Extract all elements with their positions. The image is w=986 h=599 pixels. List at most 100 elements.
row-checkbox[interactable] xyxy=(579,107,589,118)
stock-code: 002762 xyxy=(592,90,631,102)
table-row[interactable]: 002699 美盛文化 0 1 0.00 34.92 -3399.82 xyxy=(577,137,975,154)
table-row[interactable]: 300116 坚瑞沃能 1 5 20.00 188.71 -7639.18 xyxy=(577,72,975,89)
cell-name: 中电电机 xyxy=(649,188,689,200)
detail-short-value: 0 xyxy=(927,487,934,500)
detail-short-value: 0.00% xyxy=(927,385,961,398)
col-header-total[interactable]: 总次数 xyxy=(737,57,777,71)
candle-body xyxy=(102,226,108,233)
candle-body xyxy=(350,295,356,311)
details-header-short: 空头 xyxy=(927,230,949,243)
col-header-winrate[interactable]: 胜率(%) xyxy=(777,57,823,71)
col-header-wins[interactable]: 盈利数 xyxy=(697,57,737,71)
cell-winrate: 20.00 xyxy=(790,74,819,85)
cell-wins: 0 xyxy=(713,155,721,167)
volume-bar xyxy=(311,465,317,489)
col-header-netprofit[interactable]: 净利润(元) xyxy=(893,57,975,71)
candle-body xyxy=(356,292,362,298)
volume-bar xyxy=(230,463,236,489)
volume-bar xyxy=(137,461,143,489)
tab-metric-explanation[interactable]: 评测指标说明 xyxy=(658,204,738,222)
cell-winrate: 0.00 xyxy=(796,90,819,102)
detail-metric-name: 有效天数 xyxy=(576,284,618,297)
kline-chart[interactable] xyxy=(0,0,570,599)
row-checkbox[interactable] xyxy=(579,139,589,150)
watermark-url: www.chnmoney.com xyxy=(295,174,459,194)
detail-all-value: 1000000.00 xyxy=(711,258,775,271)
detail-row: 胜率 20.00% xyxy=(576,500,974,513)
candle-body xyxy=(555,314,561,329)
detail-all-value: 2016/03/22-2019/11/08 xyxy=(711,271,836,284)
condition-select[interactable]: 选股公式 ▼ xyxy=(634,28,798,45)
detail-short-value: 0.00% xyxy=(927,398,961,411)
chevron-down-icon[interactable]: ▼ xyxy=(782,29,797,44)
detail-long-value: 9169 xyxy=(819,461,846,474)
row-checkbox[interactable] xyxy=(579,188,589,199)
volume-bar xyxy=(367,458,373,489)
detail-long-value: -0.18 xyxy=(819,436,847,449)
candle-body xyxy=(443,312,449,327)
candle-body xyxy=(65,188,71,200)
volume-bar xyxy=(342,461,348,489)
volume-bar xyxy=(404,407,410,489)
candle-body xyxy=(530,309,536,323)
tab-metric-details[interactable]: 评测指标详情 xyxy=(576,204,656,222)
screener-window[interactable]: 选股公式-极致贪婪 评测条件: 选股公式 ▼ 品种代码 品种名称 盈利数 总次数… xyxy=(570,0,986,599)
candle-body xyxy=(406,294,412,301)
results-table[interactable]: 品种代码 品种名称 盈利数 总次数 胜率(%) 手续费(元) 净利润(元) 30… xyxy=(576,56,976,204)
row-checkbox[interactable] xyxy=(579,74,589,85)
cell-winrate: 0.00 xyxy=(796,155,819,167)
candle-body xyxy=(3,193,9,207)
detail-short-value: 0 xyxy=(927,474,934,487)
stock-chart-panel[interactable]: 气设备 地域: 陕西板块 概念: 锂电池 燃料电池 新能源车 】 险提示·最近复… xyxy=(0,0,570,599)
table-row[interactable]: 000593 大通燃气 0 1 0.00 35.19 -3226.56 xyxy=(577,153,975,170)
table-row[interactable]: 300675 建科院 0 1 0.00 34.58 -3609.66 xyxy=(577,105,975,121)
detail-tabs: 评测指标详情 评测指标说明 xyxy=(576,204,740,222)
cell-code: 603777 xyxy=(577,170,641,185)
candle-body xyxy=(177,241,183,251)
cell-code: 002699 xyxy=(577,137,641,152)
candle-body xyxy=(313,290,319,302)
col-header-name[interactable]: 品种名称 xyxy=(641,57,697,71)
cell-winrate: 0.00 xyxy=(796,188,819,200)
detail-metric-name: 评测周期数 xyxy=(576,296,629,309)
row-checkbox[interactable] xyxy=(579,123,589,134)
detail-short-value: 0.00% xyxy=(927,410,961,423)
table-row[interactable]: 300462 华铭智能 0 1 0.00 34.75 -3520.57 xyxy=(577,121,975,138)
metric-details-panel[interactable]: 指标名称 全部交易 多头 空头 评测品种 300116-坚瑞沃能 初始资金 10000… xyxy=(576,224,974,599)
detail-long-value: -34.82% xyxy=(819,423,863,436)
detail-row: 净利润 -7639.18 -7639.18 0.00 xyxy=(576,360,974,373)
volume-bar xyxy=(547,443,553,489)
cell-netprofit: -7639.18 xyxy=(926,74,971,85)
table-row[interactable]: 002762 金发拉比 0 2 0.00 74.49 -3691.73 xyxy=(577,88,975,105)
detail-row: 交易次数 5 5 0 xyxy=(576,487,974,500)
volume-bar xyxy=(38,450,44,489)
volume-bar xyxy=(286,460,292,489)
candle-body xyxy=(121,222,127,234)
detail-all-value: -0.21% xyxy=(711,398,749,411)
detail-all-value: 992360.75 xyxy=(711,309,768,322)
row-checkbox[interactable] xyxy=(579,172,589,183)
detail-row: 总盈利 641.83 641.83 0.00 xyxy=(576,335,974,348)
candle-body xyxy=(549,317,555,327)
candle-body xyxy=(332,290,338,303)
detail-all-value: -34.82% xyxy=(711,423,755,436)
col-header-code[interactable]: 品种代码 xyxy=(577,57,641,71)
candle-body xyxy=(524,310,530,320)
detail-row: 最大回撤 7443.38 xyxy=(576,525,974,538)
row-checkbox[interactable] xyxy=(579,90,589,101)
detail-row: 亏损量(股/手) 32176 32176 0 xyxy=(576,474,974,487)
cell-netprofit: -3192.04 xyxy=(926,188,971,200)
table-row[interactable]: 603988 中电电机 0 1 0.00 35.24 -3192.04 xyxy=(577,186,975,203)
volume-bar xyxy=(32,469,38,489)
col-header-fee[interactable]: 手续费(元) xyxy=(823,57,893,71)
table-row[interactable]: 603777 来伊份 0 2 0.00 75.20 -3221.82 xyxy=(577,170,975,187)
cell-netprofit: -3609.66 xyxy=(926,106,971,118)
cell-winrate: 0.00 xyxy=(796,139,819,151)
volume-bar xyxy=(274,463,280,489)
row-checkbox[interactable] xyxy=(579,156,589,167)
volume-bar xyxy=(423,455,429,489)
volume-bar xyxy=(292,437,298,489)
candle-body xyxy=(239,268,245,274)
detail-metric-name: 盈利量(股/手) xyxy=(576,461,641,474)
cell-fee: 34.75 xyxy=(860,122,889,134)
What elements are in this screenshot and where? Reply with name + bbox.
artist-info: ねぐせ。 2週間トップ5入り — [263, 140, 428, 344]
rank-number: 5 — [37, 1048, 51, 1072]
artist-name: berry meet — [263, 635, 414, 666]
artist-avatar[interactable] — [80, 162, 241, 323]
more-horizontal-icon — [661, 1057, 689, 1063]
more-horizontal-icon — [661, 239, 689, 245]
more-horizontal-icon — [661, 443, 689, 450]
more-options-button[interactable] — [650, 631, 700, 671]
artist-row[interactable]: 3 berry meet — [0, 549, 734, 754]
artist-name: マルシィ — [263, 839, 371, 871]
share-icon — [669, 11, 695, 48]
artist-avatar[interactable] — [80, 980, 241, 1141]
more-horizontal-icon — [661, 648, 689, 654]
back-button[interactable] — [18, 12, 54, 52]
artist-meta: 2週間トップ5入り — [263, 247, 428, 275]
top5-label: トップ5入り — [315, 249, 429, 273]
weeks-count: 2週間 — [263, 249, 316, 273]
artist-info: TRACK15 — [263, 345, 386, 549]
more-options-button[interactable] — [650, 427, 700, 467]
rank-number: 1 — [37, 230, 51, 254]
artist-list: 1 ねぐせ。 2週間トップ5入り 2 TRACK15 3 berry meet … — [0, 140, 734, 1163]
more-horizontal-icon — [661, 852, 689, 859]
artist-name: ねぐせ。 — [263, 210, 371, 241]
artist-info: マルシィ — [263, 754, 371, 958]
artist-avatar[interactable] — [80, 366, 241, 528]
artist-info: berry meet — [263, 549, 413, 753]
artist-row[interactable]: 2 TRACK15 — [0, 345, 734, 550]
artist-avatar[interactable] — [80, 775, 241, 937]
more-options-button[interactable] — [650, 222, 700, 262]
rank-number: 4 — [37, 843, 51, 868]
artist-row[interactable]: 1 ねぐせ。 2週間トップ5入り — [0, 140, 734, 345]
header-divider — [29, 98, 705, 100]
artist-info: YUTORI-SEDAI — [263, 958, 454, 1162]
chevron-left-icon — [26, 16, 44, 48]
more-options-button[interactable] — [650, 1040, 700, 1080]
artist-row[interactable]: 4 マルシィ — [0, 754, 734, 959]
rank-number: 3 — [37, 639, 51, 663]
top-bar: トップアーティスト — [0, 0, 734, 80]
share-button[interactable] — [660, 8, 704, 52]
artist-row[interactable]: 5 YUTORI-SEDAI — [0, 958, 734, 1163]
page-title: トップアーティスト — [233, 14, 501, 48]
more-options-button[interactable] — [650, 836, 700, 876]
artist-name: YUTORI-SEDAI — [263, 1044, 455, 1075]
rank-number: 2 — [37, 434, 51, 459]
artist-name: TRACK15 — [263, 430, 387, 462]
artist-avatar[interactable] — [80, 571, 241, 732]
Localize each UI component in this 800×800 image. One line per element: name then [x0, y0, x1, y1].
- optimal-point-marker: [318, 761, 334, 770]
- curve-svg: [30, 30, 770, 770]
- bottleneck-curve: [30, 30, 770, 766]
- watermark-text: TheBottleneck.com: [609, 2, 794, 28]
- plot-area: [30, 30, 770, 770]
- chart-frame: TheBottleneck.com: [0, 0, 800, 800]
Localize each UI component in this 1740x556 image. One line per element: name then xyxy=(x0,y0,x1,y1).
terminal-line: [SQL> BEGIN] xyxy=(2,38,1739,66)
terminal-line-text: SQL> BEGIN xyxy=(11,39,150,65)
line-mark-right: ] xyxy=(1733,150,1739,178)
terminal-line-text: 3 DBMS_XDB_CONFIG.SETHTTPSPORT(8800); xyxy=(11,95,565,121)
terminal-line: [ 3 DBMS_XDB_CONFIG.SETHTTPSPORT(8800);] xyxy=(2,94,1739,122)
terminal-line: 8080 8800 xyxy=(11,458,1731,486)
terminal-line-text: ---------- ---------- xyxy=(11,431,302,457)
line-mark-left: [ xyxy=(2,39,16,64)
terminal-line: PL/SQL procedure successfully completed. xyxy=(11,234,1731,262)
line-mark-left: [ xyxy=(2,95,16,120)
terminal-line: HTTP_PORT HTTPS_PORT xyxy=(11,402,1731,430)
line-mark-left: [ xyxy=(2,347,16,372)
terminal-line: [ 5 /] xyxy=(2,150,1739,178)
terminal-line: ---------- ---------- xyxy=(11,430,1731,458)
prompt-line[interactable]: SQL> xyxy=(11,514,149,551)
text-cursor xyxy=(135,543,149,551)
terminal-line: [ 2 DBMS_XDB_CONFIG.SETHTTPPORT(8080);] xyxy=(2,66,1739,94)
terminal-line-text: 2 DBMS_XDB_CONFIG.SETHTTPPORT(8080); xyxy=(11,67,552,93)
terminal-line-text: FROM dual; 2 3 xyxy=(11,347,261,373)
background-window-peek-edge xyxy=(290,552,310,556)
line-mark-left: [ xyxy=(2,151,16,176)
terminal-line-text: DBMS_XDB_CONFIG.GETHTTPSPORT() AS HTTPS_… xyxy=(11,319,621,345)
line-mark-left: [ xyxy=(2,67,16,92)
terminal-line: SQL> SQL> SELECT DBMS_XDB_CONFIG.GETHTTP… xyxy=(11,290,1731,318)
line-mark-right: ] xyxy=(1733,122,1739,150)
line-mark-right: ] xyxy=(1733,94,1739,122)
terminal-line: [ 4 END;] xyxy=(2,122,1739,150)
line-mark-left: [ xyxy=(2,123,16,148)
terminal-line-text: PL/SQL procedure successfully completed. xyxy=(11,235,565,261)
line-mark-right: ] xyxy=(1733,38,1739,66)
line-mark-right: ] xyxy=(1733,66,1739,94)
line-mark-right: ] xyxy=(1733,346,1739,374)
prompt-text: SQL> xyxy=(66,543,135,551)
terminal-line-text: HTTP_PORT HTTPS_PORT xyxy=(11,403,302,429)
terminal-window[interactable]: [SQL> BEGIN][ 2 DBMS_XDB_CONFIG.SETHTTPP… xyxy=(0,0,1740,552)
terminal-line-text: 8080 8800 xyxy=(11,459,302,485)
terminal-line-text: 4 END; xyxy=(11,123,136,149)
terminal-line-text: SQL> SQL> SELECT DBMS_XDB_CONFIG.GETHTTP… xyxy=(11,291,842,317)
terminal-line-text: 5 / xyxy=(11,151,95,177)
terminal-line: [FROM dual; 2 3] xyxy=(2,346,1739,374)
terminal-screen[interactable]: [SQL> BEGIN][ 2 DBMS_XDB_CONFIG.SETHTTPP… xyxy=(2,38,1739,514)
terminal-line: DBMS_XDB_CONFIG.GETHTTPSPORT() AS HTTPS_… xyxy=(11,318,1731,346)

++++++++++++++++++++

▸ What you should do
Echo every line from the start of the records through the line containing "candle-body xyxy=(530,309,536,323)", both included, with no changes.

▸ Reply
Extract all elements with their positions. The image is w=986 h=599 pixels. List at most 100 elements.
row-checkbox[interactable] xyxy=(579,107,589,118)
stock-code: 002762 xyxy=(592,90,631,102)
table-row[interactable]: 002699 美盛文化 0 1 0.00 34.92 -3399.82 xyxy=(577,137,975,154)
table-row[interactable]: 300116 坚瑞沃能 1 5 20.00 188.71 -7639.18 xyxy=(577,72,975,89)
cell-name: 中电电机 xyxy=(649,188,689,200)
detail-short-value: 0 xyxy=(927,487,934,500)
detail-short-value: 0.00% xyxy=(927,385,961,398)
col-header-total[interactable]: 总次数 xyxy=(737,57,777,71)
candle-body xyxy=(102,226,108,233)
candle-body xyxy=(350,295,356,311)
details-header-short: 空头 xyxy=(927,230,949,243)
col-header-winrate[interactable]: 胜率(%) xyxy=(777,57,823,71)
col-header-wins[interactable]: 盈利数 xyxy=(697,57,737,71)
cell-winrate: 20.00 xyxy=(790,74,819,85)
cell-wins: 0 xyxy=(713,155,721,167)
volume-bar xyxy=(311,465,317,489)
col-header-netprofit[interactable]: 净利润(元) xyxy=(893,57,975,71)
candle-body xyxy=(356,292,362,298)
volume-bar xyxy=(230,463,236,489)
volume-bar xyxy=(137,461,143,489)
tab-metric-explanation[interactable]: 评测指标说明 xyxy=(658,204,738,222)
cell-winrate: 0.00 xyxy=(796,90,819,102)
detail-metric-name: 有效天数 xyxy=(576,284,618,297)
kline-chart[interactable] xyxy=(0,0,570,599)
row-checkbox[interactable] xyxy=(579,139,589,150)
watermark-url: www.chnmoney.com xyxy=(295,174,459,194)
detail-all-value: 1000000.00 xyxy=(711,258,775,271)
detail-row: 胜率 20.00% xyxy=(576,500,974,513)
candle-body xyxy=(555,314,561,329)
detail-all-value: 2016/03/22-2019/11/08 xyxy=(711,271,836,284)
condition-select[interactable]: 选股公式 ▼ xyxy=(634,28,798,45)
detail-short-value: 0.00% xyxy=(927,398,961,411)
chevron-down-icon[interactable]: ▼ xyxy=(782,29,797,44)
detail-long-value: 9169 xyxy=(819,461,846,474)
row-checkbox[interactable] xyxy=(579,188,589,199)
volume-bar xyxy=(367,458,373,489)
detail-long-value: -0.18 xyxy=(819,436,847,449)
candle-body xyxy=(443,312,449,327)
candle-body xyxy=(65,188,71,200)
volume-bar xyxy=(342,461,348,489)
volume-bar xyxy=(404,407,410,489)
candle-body xyxy=(530,309,536,323)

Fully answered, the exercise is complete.